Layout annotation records
[START]

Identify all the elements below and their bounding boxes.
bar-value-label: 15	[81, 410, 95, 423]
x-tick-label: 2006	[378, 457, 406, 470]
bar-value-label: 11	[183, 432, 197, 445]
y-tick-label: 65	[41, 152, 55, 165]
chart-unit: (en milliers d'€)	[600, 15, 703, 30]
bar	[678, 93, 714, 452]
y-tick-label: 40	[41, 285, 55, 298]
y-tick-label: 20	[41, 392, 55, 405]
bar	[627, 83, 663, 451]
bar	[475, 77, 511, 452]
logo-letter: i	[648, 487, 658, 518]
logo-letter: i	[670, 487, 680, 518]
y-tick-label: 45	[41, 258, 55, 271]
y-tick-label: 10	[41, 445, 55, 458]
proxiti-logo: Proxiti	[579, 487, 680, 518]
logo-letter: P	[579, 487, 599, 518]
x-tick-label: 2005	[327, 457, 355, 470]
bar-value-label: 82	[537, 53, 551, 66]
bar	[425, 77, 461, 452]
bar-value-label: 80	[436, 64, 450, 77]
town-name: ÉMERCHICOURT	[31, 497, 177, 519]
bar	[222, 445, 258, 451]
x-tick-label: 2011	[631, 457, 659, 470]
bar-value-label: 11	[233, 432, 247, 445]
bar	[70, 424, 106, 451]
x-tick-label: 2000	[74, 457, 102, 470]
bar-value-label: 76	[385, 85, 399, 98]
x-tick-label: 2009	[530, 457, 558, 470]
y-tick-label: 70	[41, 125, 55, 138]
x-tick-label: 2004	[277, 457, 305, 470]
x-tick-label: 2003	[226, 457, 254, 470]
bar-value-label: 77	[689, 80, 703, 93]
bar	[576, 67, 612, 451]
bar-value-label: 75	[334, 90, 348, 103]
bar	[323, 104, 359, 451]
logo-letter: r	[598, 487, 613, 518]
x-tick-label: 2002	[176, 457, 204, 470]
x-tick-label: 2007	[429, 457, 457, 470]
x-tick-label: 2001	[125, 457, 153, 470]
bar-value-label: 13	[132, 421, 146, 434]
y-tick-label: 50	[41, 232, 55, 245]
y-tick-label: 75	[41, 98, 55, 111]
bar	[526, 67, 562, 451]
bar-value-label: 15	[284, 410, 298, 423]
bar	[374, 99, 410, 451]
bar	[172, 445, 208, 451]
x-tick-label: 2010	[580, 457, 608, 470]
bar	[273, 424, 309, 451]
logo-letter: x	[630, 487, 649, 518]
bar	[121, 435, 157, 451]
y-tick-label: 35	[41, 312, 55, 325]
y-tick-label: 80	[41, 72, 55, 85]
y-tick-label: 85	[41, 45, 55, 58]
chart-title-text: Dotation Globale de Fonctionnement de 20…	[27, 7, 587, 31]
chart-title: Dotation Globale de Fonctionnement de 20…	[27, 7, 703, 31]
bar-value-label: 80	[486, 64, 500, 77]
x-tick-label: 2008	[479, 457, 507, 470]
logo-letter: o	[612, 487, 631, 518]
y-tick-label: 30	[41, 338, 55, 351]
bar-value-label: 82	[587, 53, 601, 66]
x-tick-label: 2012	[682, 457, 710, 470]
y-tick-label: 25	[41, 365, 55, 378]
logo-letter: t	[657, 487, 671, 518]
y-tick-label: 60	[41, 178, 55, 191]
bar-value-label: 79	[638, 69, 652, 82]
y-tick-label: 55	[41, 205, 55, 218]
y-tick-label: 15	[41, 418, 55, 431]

[END]
[START]

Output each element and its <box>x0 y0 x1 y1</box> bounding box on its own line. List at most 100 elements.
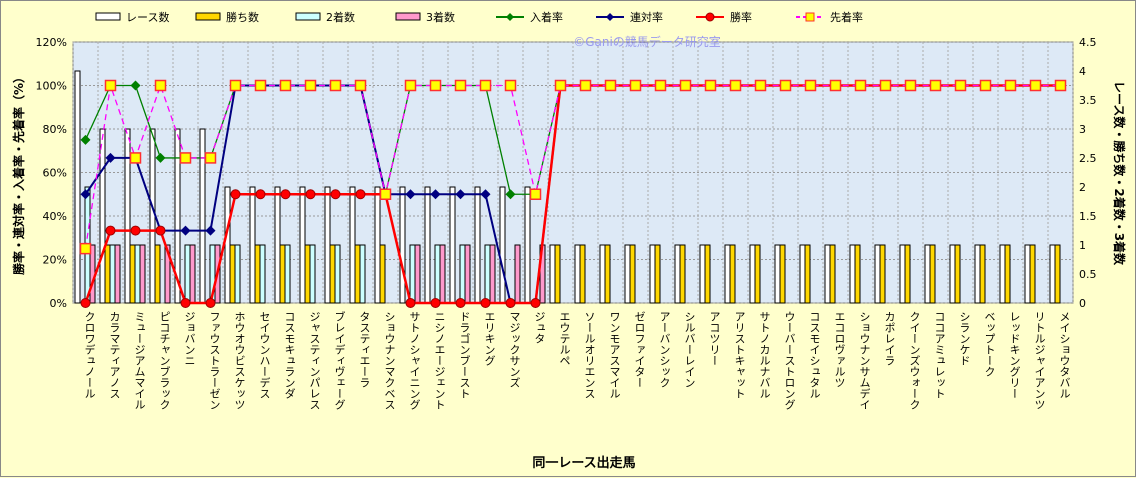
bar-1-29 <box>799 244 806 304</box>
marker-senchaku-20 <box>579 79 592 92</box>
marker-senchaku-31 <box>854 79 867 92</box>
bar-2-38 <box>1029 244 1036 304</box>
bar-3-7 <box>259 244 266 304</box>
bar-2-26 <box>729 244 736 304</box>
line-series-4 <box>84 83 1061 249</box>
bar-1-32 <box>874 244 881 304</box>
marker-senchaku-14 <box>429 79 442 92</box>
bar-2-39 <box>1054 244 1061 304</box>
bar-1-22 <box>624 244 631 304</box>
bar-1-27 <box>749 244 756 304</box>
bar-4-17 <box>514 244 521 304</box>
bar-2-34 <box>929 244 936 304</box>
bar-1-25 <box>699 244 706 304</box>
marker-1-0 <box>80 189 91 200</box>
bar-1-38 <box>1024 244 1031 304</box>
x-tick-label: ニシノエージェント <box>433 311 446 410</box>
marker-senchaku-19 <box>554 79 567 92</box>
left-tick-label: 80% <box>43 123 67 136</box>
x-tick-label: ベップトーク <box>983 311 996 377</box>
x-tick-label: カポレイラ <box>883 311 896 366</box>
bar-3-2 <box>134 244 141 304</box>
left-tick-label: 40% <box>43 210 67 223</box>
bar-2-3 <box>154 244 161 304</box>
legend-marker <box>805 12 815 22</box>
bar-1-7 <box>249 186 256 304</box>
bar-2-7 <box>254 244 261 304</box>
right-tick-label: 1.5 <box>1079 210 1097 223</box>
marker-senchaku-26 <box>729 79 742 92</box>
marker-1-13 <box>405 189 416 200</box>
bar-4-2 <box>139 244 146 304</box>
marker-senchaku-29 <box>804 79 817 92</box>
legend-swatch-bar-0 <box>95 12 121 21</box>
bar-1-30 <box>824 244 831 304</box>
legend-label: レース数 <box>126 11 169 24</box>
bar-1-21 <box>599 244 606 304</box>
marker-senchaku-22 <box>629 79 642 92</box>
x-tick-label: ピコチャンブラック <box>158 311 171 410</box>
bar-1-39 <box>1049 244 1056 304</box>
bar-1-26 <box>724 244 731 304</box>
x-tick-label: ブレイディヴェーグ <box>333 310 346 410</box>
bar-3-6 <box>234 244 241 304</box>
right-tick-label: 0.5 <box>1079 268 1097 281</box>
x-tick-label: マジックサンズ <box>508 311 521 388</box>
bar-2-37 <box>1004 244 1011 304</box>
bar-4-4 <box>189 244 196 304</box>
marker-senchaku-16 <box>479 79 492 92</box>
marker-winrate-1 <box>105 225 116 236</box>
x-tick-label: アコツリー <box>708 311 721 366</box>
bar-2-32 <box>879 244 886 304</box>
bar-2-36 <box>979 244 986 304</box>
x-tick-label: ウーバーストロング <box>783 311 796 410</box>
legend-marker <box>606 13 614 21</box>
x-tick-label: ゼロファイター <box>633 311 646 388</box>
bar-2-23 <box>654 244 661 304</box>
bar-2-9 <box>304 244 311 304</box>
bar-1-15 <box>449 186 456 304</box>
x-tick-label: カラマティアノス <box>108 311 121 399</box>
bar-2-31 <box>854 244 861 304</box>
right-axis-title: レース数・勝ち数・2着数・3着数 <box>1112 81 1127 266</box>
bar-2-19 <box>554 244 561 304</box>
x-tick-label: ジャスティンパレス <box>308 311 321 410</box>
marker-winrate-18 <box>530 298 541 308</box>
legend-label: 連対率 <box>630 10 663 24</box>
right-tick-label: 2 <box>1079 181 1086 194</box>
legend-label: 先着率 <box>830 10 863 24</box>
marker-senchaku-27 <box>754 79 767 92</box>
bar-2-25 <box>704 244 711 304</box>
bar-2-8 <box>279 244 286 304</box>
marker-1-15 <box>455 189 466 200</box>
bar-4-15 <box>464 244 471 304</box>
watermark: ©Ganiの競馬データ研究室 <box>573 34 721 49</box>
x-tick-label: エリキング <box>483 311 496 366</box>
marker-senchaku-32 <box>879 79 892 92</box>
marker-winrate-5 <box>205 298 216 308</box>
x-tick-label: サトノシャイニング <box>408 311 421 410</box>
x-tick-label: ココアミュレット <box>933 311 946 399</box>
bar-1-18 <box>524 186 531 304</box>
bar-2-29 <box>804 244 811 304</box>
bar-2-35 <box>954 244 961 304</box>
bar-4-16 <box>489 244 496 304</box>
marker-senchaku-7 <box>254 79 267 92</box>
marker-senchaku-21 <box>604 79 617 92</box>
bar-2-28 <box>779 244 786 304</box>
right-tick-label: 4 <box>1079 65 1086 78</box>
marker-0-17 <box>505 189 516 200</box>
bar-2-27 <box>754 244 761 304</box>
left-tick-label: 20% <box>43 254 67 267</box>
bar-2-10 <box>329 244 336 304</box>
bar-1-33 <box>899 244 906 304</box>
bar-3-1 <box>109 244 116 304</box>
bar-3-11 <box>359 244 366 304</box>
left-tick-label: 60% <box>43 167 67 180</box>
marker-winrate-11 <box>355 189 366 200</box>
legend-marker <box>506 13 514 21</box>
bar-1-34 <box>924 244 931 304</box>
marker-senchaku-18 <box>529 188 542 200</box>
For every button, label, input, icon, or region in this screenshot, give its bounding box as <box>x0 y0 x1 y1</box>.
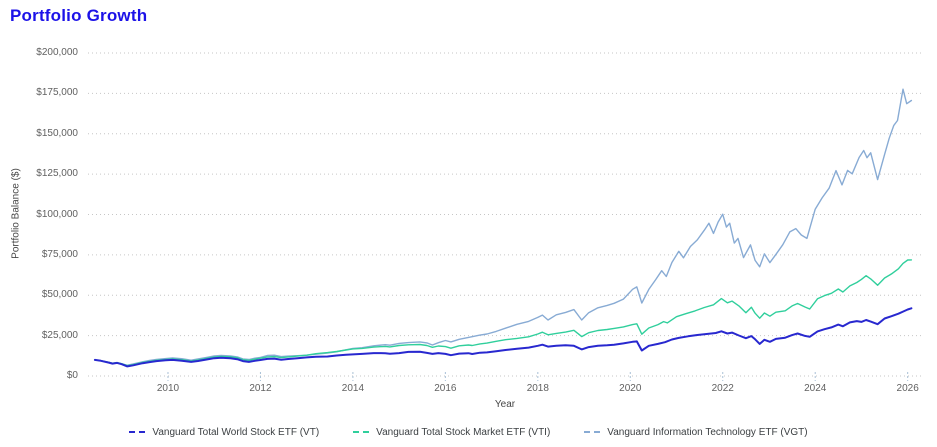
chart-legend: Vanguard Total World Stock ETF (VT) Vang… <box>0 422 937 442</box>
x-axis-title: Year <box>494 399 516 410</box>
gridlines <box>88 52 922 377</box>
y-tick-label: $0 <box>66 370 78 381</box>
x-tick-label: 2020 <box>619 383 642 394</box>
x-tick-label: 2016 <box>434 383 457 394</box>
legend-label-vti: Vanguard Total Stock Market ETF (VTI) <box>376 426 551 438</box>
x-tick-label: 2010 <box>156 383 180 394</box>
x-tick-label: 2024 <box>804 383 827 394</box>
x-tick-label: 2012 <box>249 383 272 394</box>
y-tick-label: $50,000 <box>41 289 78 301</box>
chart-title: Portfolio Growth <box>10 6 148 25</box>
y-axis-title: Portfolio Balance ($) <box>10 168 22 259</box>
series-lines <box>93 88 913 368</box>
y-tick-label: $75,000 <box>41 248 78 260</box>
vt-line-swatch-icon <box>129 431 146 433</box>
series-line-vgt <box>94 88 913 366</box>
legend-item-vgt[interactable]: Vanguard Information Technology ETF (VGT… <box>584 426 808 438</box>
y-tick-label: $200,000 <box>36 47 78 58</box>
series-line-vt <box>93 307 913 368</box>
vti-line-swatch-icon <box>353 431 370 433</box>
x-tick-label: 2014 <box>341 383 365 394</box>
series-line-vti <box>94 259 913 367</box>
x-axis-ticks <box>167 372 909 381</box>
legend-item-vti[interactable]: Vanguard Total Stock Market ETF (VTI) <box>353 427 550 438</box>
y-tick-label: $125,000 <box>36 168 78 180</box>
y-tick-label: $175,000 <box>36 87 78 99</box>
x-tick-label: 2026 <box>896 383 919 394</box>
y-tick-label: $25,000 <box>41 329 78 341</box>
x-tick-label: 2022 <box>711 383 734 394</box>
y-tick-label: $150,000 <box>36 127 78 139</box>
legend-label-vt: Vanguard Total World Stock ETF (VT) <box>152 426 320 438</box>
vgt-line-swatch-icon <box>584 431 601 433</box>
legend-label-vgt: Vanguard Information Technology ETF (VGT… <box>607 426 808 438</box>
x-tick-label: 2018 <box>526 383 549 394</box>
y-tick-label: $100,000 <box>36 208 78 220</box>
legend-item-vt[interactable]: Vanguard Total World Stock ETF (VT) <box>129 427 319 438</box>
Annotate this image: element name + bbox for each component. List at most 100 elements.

[END]

> _Work to be completed_
Rewrite the lines starting with the line that contains "Identify all the" and going on through the line that contains "285, 55, 298]", changing "y-tick-label" to "left-tick-label" and keeping everything else the same.

> _Solution to this problem_
Identify all the elements below and their bounding boxes.
bar-value-label: 15	[81, 410, 95, 423]
x-tick-label: 2006	[378, 457, 406, 470]
bar-value-label: 11	[183, 432, 197, 445]
left-tick-label: 65	[41, 152, 55, 165]
chart-unit: (en milliers d'€)	[600, 15, 703, 30]
bar	[678, 93, 714, 452]
left-tick-label: 40	[41, 285, 55, 298]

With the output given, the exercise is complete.